» CONSIGNE 1
Recopiez mot pour mot toutes les lignes placées sous « Entrées de la collection », sans en omettre ni en modifier aucune.

» EXTRAIT DU TEXTE

····················

On peut faire un parallèle entre le narrateur et les mésanges, qui se cognent et repartent, tandis que le père du narrateur lui a dit que la douleur c'est dans la tête. C'est un livre très "physique" : le corps vieillit, les activités sont difficiles. Il y a des sensations : le froid, la chaleur.
L'attirance entre le père de Trond et la mère de Jon est extraordinairement décrite, je pense notamment au passage où le narrateur s'asseoit entre eux.
Pour moi, le narrateur a été gelé par le départ de son père, qui a abandonné sa famille. Cela existe dans notre société, malheureusement ! Mais il va s'ouvrir à sa fille et à Lars. Le moment où sa fille vient le voir est pour moi le cœur du livre. Il s'oblige à faire ce qui doit être fait, à se reprendre (étonnement du reste de l'assistance) Si, si ! c'est un vrai effort physique. Il a des douleurs, des malaises, il va basculer… et puis, quand sa fille lui parle de Dickens ("deviendrai-je le héros de ma propre vie, ou bien cette place sera-t-elle occupée par quelqu'un d'autre ?"), c'est terrifiant ! Il se dégèle, il ne sait pas s'il en est heureux ou pas, il va pleurer … c'est une histoire tout en sobriété mais très forte. Elle raconte la nature et le corps. J'ouvre le livre en grand.

Flavia
C'est quand même une drôle de coïncidence !! Le narrateur vit dans un endroit perdu, et comme par hasard, son voisin est Lars !

····················

» CONSIGNE 2
Dites si chacune des affirmations suivantes concorde avec l'extrait du texte ci-dessus. Répondez par oui ou par non, puis citez textuellement les mots qui en décident. (a) Le père du narrateur lui a dit que la douleur se trouve dans la tête. (b) Le narrateur habite une grande ville. (c) La fille du narrateur lui parle de Dickens.

Entrées de la collection:

····················

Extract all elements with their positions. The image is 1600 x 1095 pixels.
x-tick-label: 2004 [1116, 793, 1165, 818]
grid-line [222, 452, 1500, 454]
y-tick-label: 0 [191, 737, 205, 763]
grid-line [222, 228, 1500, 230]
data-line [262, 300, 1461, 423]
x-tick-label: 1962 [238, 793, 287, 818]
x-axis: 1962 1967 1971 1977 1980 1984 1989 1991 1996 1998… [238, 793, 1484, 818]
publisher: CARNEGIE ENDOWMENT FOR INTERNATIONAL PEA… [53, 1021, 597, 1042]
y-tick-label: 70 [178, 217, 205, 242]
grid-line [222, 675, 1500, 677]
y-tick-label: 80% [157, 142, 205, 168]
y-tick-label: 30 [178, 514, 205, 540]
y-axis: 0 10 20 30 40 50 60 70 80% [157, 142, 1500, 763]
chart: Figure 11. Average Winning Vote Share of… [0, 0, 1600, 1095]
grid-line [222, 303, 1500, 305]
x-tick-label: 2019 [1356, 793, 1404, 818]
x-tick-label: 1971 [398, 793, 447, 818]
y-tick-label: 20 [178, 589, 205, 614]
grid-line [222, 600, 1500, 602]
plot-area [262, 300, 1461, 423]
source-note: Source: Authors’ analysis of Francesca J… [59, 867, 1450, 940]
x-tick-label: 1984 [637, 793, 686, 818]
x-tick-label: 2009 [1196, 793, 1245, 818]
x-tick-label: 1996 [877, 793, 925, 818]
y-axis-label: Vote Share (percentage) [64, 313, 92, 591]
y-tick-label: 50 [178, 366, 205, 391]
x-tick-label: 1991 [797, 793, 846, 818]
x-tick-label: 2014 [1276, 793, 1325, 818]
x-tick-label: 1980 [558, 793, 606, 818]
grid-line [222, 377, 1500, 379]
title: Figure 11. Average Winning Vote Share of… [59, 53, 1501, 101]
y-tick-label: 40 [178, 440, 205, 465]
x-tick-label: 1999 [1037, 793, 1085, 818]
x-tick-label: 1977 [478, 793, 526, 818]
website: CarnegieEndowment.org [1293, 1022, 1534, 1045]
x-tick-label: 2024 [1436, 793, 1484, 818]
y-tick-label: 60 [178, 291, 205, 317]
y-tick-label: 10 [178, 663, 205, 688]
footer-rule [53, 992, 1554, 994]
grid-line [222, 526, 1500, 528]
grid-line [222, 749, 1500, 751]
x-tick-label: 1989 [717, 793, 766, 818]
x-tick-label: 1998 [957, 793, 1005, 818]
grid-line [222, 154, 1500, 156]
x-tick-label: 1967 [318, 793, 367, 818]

····················

» RÉPONSE COMPLÈTE 1
Extract all elements with their positions. The image is 1600 x 1095 pixels.
x-tick-label: 2004 [1116, 793, 1165, 818]
grid-line [222, 452, 1500, 454]
y-tick-label: 0 [191, 737, 205, 763]
grid-line [222, 228, 1500, 230]
data-line [262, 300, 1461, 423]
x-tick-label: 1962 [238, 793, 287, 818]
x-axis: 1962 1967 1971 1977 1980 1984 1989 1991 1996 1998… [238, 793, 1484, 818]
publisher: CARNEGIE ENDOWMENT FOR INTERNATIONAL PEA… [53, 1021, 597, 1042]
y-tick-label: 70 [178, 217, 205, 242]
grid-line [222, 675, 1500, 677]
y-tick-label: 80% [157, 142, 205, 168]
y-tick-label: 30 [178, 514, 205, 540]
y-axis: 0 10 20 30 40 50 60 70 80% [157, 142, 1500, 763]
chart: Figure 11. Average Winning Vote Share of… [0, 0, 1600, 1095]
grid-line [222, 303, 1500, 305]
x-tick-label: 2019 [1356, 793, 1404, 818]
x-tick-label: 1971 [398, 793, 447, 818]
y-tick-label: 20 [178, 589, 205, 614]
grid-line [222, 600, 1500, 602]
plot-area [262, 300, 1461, 423]
source-note: Source: Authors’ analysis of Francesca J… [59, 867, 1450, 940]
x-tick-label: 1984 [637, 793, 686, 818]
x-tick-label: 2009 [1196, 793, 1245, 818]
x-tick-label: 1996 [877, 793, 925, 818]
y-axis-label: Vote Share (percentage) [64, 313, 92, 591]
y-tick-label: 50 [178, 366, 205, 391]
x-tick-label: 1991 [797, 793, 846, 818]
x-tick-label: 2014 [1276, 793, 1325, 818]
x-tick-label: 1980 [558, 793, 606, 818]
grid-line [222, 377, 1500, 379]
title: Figure 11. Average Winning Vote Share of… [59, 53, 1501, 101]
y-tick-label: 40 [178, 440, 205, 465]
x-tick-label: 1999 [1037, 793, 1085, 818]
x-tick-label: 1977 [478, 793, 526, 818]
website: CarnegieEndowment.org [1293, 1022, 1534, 1045]
x-tick-label: 2024 [1436, 793, 1484, 818]
y-tick-label: 60 [178, 291, 205, 317]
y-tick-label: 10 [178, 663, 205, 688]
footer-rule [53, 992, 1554, 994]
grid-line [222, 526, 1500, 528]
grid-line [222, 749, 1500, 751]
x-tick-label: 1989 [717, 793, 766, 818]
x-tick-label: 1998 [957, 793, 1005, 818]
grid-line [222, 154, 1500, 156]
x-tick-label: 1967 [318, 793, 367, 818]

» RÉPONSE COMPLÈTE 2
(a) Oui : « le père du narrateur lui a dit que la douleur c'est dans la tête ».
(b) Non : « Le narrateur vit dans un endroit perdu ».
(c) Oui : « quand sa fille lui parle de Dickens ».